### WHAT THE EXERCISE ASKS
Reproduce the listing below word for word, with no pictures.
[START OF PROVIDED DATA]
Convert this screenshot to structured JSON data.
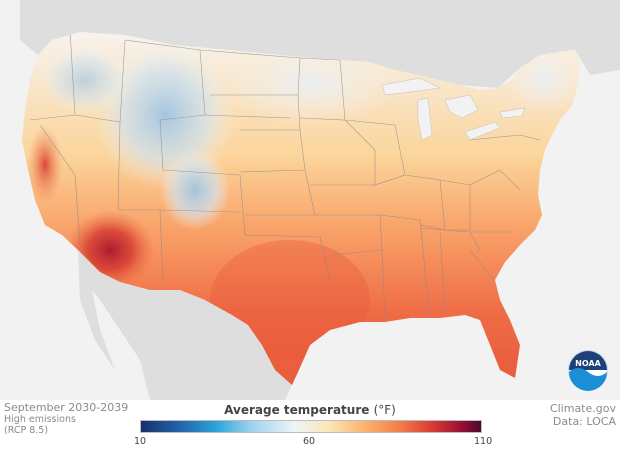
{
  "map": {
    "period": "September 2030-2039",
    "scenario_line1": "High emissions",
    "scenario_line2": "(RCP 8.5)",
    "source": "Climate.gov",
    "data_source": "Data: LOCA",
    "logo_text": "NOAA"
  },
  "legend": {
    "title": "Average temperature",
    "unit": "(°F)",
    "min_label": "10",
    "mid_label": "60",
    "max_label": "110",
    "min": 10,
    "mid": 60,
    "max": 110
  },
  "colors": {
    "ocean": "#f2f2f2",
    "neighbor_land": "#dedede",
    "cold": "#2267ad",
    "neutral": "#ecf4f8",
    "warm": "#fbb26c",
    "hot": "#d83932",
    "hottest": "#4a0a2d"
  }
}
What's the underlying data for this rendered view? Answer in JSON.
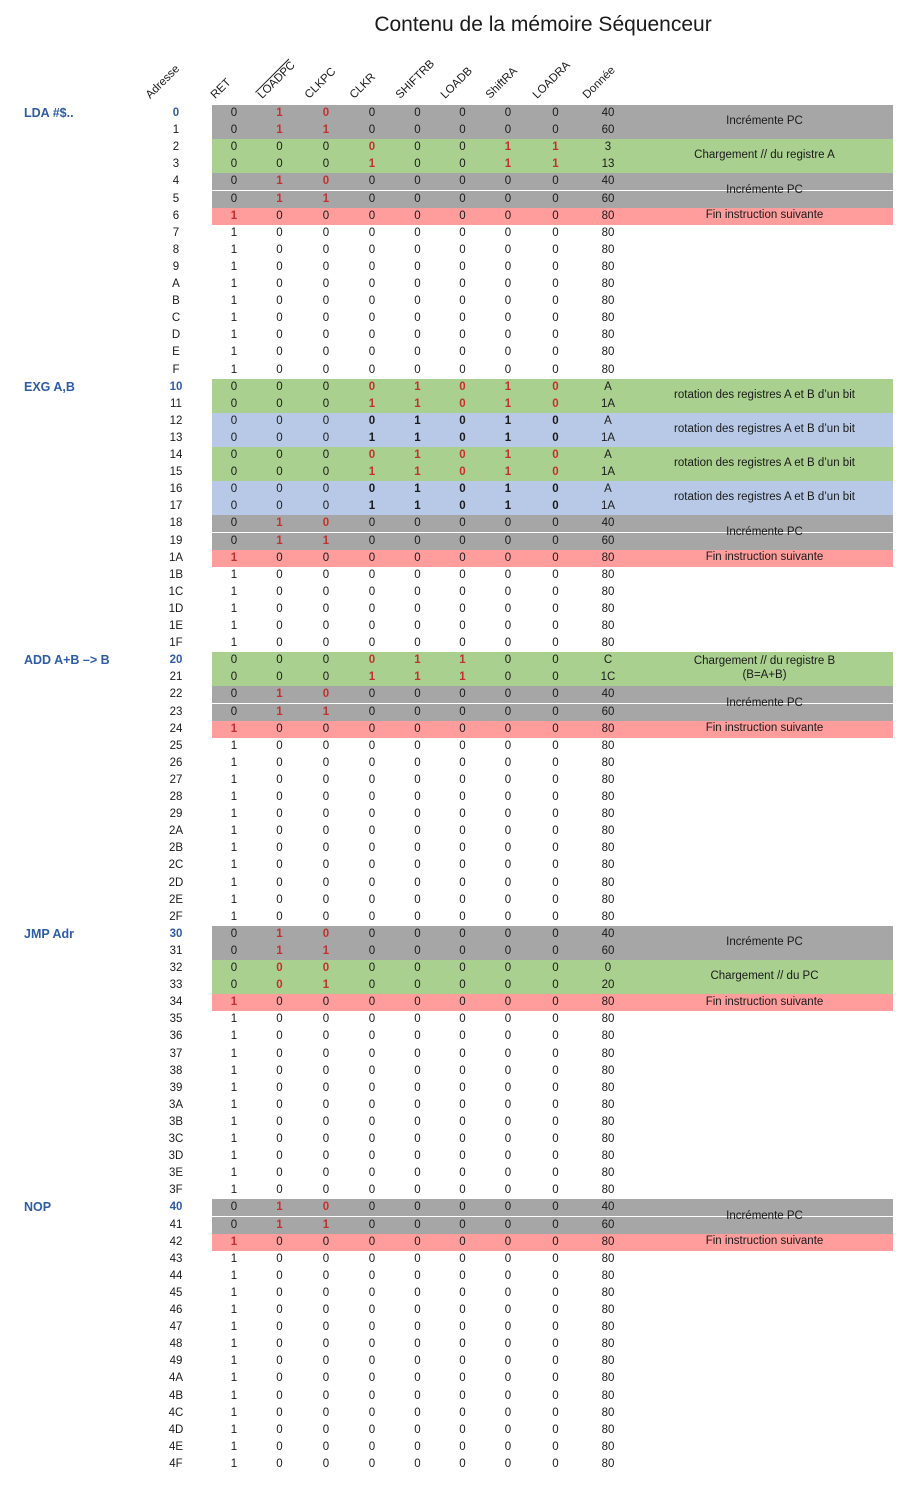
[END OF PROVIDED DATA]
### CORRECT ANSWER
Convert this screenshot to structured JSON data.
{
  "map": {
    "period": "September 2030-2039",
    "scenario_line1": "High emissions",
    "scenario_line2": "(RCP 8.5)",
    "source": "Climate.gov",
    "data_source": "Data: LOCA",
    "logo_text": "NOAA"
  },
  "legend": {
    "title": "Average temperature",
    "unit": "(°F)",
    "min_label": "10",
    "mid_label": "60",
    "max_label": "110",
    "min": 10,
    "mid": 60,
    "max": 110
  },
  "colors": {
    "ocean": "#f2f2f2",
    "neighbor_land": "#dedede",
    "cold": "#2267ad",
    "neutral": "#ecf4f8",
    "warm": "#fbb26c",
    "hot": "#d83932",
    "hottest": "#4a0a2d"
  }
}
What's the underlying data for this rendered view? Answer in JSON.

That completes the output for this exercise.